§ **Prompt**
Work through the material below line by line and say how many lines include the word "выдавшем". Only the number, please.

§ **Listing**
---
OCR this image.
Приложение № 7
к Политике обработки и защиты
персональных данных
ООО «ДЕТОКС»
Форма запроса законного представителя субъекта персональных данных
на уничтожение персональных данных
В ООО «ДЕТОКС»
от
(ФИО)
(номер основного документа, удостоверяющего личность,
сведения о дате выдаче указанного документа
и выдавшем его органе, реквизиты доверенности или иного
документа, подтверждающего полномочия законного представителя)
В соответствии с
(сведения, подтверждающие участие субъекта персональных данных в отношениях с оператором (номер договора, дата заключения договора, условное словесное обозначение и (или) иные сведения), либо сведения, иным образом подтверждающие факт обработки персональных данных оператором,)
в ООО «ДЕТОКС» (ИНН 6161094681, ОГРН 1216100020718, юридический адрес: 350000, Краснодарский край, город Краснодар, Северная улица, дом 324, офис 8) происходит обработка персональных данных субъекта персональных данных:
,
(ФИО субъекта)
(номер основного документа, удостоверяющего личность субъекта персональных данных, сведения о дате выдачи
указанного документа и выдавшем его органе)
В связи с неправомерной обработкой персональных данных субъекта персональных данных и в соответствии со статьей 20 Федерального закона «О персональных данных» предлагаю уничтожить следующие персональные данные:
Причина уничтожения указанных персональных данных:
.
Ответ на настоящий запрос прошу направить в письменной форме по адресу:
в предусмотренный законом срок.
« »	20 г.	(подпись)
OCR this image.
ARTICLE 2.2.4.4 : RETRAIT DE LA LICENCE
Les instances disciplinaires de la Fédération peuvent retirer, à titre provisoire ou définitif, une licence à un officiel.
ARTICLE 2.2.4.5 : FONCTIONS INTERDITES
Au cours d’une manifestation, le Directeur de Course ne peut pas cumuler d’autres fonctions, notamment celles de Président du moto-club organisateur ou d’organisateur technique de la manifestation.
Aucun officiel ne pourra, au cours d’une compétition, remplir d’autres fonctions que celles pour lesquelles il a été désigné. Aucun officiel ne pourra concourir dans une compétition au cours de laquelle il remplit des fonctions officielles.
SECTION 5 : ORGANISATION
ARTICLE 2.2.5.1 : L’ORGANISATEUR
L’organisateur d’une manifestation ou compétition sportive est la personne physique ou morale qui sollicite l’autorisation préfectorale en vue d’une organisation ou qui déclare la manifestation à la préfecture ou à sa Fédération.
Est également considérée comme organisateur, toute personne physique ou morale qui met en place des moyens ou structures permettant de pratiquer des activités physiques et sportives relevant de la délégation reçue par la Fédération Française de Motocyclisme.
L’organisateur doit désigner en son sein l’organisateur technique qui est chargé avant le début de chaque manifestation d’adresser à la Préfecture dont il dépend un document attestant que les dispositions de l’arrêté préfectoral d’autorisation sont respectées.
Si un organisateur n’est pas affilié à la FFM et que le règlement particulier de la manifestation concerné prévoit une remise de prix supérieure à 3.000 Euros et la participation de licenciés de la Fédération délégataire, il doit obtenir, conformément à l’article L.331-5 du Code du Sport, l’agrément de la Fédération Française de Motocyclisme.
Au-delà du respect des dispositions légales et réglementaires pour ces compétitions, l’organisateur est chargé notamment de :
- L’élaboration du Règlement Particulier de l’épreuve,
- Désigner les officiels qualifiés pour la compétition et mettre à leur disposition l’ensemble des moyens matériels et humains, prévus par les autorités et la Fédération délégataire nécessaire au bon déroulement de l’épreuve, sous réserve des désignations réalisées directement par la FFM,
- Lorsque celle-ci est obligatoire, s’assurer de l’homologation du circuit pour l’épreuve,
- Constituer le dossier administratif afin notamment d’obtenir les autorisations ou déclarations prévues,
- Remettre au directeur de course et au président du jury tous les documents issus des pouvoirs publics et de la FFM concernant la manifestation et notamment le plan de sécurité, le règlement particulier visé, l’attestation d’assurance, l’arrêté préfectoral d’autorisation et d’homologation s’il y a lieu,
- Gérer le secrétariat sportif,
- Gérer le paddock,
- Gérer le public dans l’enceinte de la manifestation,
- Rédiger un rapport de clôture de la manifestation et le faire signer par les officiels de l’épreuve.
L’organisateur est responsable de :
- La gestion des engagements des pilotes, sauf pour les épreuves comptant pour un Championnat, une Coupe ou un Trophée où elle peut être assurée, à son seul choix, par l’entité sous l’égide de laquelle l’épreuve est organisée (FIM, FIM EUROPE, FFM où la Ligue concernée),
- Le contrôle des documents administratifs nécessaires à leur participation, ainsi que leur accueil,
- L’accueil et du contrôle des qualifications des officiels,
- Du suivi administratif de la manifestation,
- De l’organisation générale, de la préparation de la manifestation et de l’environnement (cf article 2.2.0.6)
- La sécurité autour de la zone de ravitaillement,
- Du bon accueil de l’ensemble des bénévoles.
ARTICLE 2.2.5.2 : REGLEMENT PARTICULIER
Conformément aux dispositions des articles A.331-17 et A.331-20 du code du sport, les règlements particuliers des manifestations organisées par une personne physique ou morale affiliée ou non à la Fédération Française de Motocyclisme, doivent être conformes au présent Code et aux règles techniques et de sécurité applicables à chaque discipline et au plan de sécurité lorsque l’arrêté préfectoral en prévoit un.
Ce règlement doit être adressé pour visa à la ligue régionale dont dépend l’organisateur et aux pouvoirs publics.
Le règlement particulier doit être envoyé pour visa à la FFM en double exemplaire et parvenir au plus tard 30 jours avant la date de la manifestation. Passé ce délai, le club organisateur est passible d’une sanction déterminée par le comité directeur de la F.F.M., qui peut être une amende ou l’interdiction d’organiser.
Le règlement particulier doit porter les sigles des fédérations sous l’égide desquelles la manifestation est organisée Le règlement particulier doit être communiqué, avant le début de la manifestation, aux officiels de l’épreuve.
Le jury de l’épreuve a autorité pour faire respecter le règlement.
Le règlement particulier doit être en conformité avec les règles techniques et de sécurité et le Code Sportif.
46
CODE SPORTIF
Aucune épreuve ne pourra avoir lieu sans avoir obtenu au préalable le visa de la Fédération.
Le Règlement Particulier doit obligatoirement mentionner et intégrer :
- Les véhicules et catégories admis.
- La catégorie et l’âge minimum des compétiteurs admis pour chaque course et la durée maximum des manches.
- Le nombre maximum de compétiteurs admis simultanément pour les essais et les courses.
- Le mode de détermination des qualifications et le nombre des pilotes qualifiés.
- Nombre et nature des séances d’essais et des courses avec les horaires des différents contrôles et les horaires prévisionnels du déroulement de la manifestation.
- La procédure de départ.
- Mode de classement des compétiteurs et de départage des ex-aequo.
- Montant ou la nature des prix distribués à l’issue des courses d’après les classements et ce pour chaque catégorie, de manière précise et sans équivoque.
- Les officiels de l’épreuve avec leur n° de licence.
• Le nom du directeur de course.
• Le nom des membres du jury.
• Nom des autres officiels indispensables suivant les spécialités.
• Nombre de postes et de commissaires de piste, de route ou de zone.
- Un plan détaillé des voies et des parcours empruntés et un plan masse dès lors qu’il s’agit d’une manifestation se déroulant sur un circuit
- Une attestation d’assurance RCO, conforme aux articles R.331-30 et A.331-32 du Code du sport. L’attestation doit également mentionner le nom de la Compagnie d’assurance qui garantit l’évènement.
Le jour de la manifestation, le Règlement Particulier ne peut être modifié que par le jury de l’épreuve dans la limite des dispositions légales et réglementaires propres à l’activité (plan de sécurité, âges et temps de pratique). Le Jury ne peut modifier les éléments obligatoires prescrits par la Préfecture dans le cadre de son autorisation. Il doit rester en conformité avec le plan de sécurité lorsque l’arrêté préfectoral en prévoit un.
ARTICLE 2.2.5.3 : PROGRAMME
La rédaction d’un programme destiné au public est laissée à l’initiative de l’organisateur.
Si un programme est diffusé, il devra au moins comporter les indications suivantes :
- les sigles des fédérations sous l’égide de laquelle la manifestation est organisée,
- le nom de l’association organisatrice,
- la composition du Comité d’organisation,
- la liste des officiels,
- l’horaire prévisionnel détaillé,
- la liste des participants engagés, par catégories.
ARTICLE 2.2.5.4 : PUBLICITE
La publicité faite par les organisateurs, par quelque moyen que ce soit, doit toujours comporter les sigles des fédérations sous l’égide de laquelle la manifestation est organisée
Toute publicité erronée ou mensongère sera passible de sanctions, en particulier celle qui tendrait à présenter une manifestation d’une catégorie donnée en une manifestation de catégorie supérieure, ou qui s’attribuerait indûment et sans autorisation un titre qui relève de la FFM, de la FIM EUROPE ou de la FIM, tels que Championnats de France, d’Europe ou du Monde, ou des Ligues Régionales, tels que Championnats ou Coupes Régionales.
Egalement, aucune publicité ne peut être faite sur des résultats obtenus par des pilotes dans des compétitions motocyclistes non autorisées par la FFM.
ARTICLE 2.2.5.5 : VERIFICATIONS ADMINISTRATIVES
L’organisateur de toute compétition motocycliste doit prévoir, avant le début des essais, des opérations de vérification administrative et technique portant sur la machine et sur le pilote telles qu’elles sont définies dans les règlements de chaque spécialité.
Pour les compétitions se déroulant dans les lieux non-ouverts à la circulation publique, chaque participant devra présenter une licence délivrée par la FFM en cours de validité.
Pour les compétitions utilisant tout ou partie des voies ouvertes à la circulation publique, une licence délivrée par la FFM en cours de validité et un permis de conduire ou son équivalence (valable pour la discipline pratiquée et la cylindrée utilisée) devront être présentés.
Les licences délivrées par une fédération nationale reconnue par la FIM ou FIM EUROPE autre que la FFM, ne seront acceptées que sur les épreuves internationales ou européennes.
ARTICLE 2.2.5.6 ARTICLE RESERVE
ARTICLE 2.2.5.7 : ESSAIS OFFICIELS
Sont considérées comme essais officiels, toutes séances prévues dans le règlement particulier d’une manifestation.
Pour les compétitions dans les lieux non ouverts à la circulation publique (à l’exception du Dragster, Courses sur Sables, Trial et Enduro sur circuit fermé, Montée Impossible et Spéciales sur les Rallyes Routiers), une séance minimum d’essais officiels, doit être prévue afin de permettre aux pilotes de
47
---
§ **The response**
2